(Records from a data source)
<<<<
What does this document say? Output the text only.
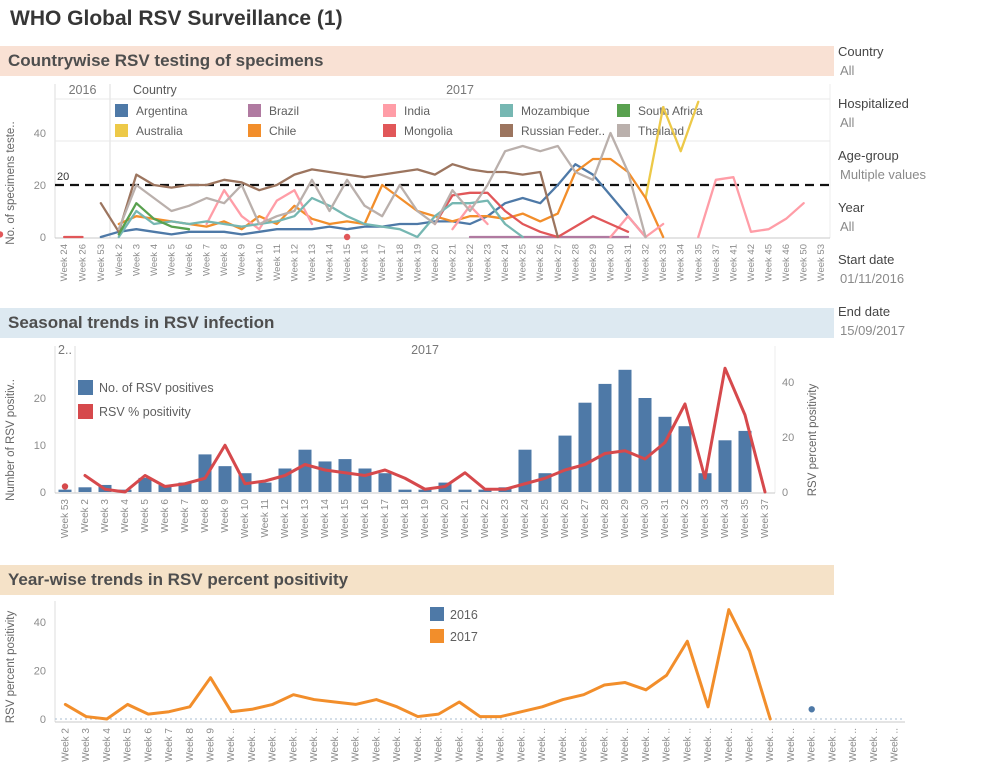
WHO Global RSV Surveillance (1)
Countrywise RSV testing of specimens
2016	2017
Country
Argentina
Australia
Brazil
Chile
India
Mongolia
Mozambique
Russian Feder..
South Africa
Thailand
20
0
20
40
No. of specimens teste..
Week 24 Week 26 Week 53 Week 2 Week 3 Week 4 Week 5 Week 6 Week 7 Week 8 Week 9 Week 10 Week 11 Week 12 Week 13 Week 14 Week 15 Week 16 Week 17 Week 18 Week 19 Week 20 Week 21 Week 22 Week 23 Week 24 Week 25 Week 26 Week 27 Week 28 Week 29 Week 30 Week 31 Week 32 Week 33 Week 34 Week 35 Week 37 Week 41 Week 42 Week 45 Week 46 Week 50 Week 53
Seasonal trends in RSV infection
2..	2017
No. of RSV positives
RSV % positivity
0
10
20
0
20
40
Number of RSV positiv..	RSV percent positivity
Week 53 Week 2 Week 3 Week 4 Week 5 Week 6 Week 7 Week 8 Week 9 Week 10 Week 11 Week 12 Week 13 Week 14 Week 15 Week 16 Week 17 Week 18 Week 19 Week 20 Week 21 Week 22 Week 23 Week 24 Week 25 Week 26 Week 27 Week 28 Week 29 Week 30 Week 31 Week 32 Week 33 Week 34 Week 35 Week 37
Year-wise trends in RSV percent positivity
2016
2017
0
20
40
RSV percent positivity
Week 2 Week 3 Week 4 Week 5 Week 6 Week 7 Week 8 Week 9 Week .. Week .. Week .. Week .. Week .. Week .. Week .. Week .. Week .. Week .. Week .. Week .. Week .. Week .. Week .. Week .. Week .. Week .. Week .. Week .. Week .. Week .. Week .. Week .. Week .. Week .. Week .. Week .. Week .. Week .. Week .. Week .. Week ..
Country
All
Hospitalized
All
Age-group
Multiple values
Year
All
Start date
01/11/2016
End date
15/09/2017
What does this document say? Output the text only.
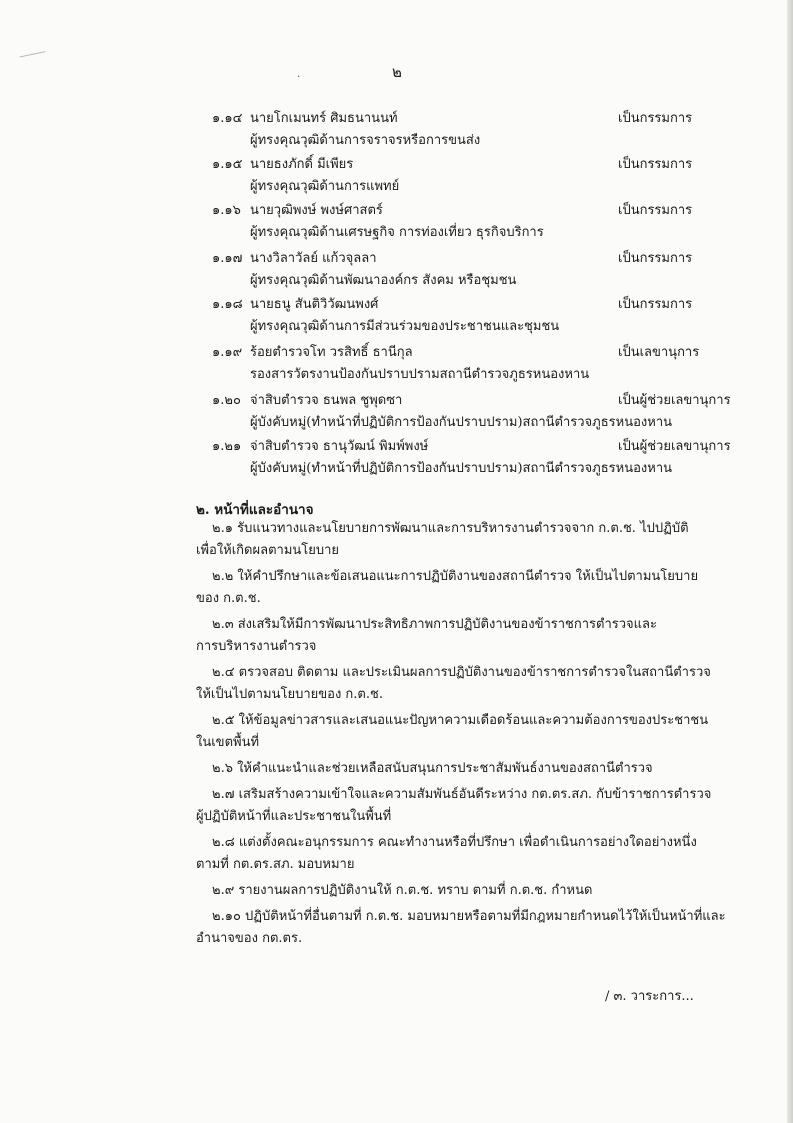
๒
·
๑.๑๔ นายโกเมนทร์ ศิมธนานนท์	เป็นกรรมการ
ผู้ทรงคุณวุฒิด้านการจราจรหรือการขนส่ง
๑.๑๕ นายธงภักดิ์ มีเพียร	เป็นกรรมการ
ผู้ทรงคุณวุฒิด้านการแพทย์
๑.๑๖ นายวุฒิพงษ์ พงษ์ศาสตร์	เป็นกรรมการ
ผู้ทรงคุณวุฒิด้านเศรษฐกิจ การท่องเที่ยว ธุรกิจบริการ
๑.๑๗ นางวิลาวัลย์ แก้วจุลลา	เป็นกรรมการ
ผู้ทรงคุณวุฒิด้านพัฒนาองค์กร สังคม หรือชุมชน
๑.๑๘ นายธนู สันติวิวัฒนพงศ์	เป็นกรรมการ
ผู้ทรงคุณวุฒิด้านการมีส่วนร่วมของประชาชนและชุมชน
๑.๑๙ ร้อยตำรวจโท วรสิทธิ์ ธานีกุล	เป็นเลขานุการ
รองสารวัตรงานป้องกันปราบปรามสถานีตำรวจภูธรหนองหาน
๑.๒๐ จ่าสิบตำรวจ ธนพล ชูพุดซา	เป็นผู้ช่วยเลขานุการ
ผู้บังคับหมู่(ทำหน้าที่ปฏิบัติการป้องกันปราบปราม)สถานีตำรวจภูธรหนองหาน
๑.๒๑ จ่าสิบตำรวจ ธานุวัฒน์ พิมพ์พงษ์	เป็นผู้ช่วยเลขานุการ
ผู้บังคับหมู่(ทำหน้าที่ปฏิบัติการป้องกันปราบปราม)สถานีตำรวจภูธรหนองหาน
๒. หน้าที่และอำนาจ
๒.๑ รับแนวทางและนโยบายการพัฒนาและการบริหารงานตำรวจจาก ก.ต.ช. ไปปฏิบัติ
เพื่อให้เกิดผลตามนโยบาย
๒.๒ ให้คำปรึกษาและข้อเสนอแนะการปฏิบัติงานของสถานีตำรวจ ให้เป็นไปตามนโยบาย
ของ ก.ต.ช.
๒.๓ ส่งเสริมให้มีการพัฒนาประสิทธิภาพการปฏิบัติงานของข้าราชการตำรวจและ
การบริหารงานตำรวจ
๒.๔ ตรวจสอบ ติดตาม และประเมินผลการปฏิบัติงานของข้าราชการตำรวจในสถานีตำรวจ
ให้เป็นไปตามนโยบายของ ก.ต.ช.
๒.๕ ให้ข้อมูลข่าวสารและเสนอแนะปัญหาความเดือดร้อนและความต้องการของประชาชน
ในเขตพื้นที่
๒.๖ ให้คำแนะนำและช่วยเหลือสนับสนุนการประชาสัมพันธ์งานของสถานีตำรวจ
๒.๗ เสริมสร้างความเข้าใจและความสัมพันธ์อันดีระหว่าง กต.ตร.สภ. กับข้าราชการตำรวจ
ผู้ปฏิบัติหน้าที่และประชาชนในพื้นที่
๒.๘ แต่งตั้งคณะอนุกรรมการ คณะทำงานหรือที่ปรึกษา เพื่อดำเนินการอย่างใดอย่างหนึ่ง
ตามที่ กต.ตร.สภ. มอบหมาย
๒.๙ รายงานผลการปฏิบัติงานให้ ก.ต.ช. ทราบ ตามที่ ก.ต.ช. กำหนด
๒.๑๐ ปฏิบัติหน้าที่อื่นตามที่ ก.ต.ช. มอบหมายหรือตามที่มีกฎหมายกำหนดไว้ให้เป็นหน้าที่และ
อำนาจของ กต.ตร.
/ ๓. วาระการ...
>>>>
Quote every record above exactly, omitting any pictures they contain.

What does this document say? Output the text only.
WHO Global RSV Surveillance (1)
Countrywise RSV testing of specimens
2016	2017
Country
Argentina
Australia
Brazil
Chile
India
Mongolia
Mozambique
Russian Feder..
South Africa
Thailand
20
0
20
40
No. of specimens teste..
Week 24 Week 26 Week 53 Week 2 Week 3 Week 4 Week 5 Week 6 Week 7 Week 8 Week 9 Week 10 Week 11 Week 12 Week 13 Week 14 Week 15 Week 16 Week 17 Week 18 Week 19 Week 20 Week 21 Week 22 Week 23 Week 24 Week 25 Week 26 Week 27 Week 28 Week 29 Week 30 Week 31 Week 32 Week 33 Week 34 Week 35 Week 37 Week 41 Week 42 Week 45 Week 46 Week 50 Week 53
Seasonal trends in RSV infection
2..	2017
No. of RSV positives
RSV % positivity
0
10
20
0
20
40
Number of RSV positiv..	RSV percent positivity
Week 53 Week 2 Week 3 Week 4 Week 5 Week 6 Week 7 Week 8 Week 9 Week 10 Week 11 Week 12 Week 13 Week 14 Week 15 Week 16 Week 17 Week 18 Week 19 Week 20 Week 21 Week 22 Week 23 Week 24 Week 25 Week 26 Week 27 Week 28 Week 29 Week 30 Week 31 Week 32 Week 33 Week 34 Week 35 Week 37
Year-wise trends in RSV percent positivity
2016
2017
0
20
40
RSV percent positivity
Week 2 Week 3 Week 4 Week 5 Week 6 Week 7 Week 8 Week 9 Week .. Week .. Week .. Week .. Week .. Week .. Week .. Week .. Week .. Week .. Week .. Week .. Week .. Week .. Week .. Week .. Week .. Week .. Week .. Week .. Week .. Week .. Week .. Week .. Week .. Week .. Week .. Week .. Week .. Week .. Week .. Week .. Week ..
Country
All
Hospitalized
All
Age-group
Multiple values
Year
All
Start date
01/11/2016
End date
15/09/2017
What does this document say? Output the text only.
๒
·
๑.๑๔ นายโกเมนทร์ ศิมธนานนท์	เป็นกรรมการ
ผู้ทรงคุณวุฒิด้านการจราจรหรือการขนส่ง
๑.๑๕ นายธงภักดิ์ มีเพียร	เป็นกรรมการ
ผู้ทรงคุณวุฒิด้านการแพทย์
๑.๑๖ นายวุฒิพงษ์ พงษ์ศาสตร์	เป็นกรรมการ
ผู้ทรงคุณวุฒิด้านเศรษฐกิจ การท่องเที่ยว ธุรกิจบริการ
๑.๑๗ นางวิลาวัลย์ แก้วจุลลา	เป็นกรรมการ
ผู้ทรงคุณวุฒิด้านพัฒนาองค์กร สังคม หรือชุมชน
๑.๑๘ นายธนู สันติวิวัฒนพงศ์	เป็นกรรมการ
ผู้ทรงคุณวุฒิด้านการมีส่วนร่วมของประชาชนและชุมชน
๑.๑๙ ร้อยตำรวจโท วรสิทธิ์ ธานีกุล	เป็นเลขานุการ
รองสารวัตรงานป้องกันปราบปรามสถานีตำรวจภูธรหนองหาน
๑.๒๐ จ่าสิบตำรวจ ธนพล ชูพุดซา	เป็นผู้ช่วยเลขานุการ
ผู้บังคับหมู่(ทำหน้าที่ปฏิบัติการป้องกันปราบปราม)สถานีตำรวจภูธรหนองหาน
๑.๒๑ จ่าสิบตำรวจ ธานุวัฒน์ พิมพ์พงษ์	เป็นผู้ช่วยเลขานุการ
ผู้บังคับหมู่(ทำหน้าที่ปฏิบัติการป้องกันปราบปราม)สถานีตำรวจภูธรหนองหาน
๒. หน้าที่และอำนาจ
๒.๑ รับแนวทางและนโยบายการพัฒนาและการบริหารงานตำรวจจาก ก.ต.ช. ไปปฏิบัติ
เพื่อให้เกิดผลตามนโยบาย
๒.๒ ให้คำปรึกษาและข้อเสนอแนะการปฏิบัติงานของสถานีตำรวจ ให้เป็นไปตามนโยบาย
ของ ก.ต.ช.
๒.๓ ส่งเสริมให้มีการพัฒนาประสิทธิภาพการปฏิบัติงานของข้าราชการตำรวจและ
การบริหารงานตำรวจ
๒.๔ ตรวจสอบ ติดตาม และประเมินผลการปฏิบัติงานของข้าราชการตำรวจในสถานีตำรวจ
ให้เป็นไปตามนโยบายของ ก.ต.ช.
๒.๕ ให้ข้อมูลข่าวสารและเสนอแนะปัญหาความเดือดร้อนและความต้องการของประชาชน
ในเขตพื้นที่
๒.๖ ให้คำแนะนำและช่วยเหลือสนับสนุนการประชาสัมพันธ์งานของสถานีตำรวจ
๒.๗ เสริมสร้างความเข้าใจและความสัมพันธ์อันดีระหว่าง กต.ตร.สภ. กับข้าราชการตำรวจ
ผู้ปฏิบัติหน้าที่และประชาชนในพื้นที่
๒.๘ แต่งตั้งคณะอนุกรรมการ คณะทำงานหรือที่ปรึกษา เพื่อดำเนินการอย่างใดอย่างหนึ่ง
ตามที่ กต.ตร.สภ. มอบหมาย
๒.๙ รายงานผลการปฏิบัติงานให้ ก.ต.ช. ทราบ ตามที่ ก.ต.ช. กำหนด
๒.๑๐ ปฏิบัติหน้าที่อื่นตามที่ ก.ต.ช. มอบหมายหรือตามที่มีกฎหมายกำหนดไว้ให้เป็นหน้าที่และ
อำนาจของ กต.ตร.
/ ๓. วาระการ...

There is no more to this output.